# The problem:
Please quote every line word for word.

# Extracted entries:

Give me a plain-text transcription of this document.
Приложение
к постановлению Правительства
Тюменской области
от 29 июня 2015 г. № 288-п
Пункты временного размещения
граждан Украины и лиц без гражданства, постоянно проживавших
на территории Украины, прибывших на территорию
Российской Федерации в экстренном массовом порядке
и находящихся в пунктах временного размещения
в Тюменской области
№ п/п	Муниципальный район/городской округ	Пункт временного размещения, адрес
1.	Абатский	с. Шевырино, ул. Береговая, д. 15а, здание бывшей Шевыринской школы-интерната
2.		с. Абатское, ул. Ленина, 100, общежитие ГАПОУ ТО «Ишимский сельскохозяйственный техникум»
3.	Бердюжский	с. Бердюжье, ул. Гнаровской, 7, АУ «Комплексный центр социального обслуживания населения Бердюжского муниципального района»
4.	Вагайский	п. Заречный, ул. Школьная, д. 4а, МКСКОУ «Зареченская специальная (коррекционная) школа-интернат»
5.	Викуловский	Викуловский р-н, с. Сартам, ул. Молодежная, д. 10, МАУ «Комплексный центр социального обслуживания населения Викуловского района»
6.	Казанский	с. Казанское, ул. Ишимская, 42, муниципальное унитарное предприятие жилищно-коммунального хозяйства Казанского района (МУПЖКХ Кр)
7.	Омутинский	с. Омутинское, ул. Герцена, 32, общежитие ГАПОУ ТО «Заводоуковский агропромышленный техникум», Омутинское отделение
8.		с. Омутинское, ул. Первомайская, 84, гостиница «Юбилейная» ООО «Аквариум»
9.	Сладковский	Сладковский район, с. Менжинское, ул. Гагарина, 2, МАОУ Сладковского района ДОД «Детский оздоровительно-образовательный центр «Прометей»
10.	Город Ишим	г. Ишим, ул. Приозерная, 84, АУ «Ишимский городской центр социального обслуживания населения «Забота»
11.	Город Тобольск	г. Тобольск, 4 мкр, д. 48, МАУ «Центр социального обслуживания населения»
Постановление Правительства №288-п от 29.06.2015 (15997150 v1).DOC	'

# Answer in full:
Give me a plain-text transcription of this document.
Приложение
к постановлению Правительства
Тюменской области
от 29 июня 2015 г. № 288-п
Пункты временного размещения
граждан Украины и лиц без гражданства, постоянно проживавших
на территории Украины, прибывших на территорию
Российской Федерации в экстренном массовом порядке
и находящихся в пунктах временного размещения
в Тюменской области
№ п/п	Муниципальный район/городской округ	Пункт временного размещения, адрес
1.	Абатский	с. Шевырино, ул. Береговая, д. 15а, здание бывшей Шевыринской школы-интерната
2.		с. Абатское, ул. Ленина, 100, общежитие ГАПОУ ТО «Ишимский сельскохозяйственный техникум»
3.	Бердюжский	с. Бердюжье, ул. Гнаровской, 7, АУ «Комплексный центр социального обслуживания населения Бердюжского муниципального района»
4.	Вагайский	п. Заречный, ул. Школьная, д. 4а, МКСКОУ «Зареченская специальная (коррекционная) школа-интернат»
5.	Викуловский	Викуловский р-н, с. Сартам, ул. Молодежная, д. 10, МАУ «Комплексный центр социального обслуживания населения Викуловского района»
6.	Казанский	с. Казанское, ул. Ишимская, 42, муниципальное унитарное предприятие жилищно-коммунального хозяйства Казанского района (МУПЖКХ Кр)
7.	Омутинский	с. Омутинское, ул. Герцена, 32, общежитие ГАПОУ ТО «Заводоуковский агропромышленный техникум», Омутинское отделение
8.		с. Омутинское, ул. Первомайская, 84, гостиница «Юбилейная» ООО «Аквариум»
9.	Сладковский	Сладковский район, с. Менжинское, ул. Гагарина, 2, МАОУ Сладковского района ДОД «Детский оздоровительно-образовательный центр «Прометей»
10.	Город Ишим	г. Ишим, ул. Приозерная, 84, АУ «Ишимский городской центр социального обслуживания населения «Забота»
11.	Город Тобольск	г. Тобольск, 4 мкр, д. 48, МАУ «Центр социального обслуживания населения»
Постановление Правительства №288-п от 29.06.2015 (15997150 v1).DOC	'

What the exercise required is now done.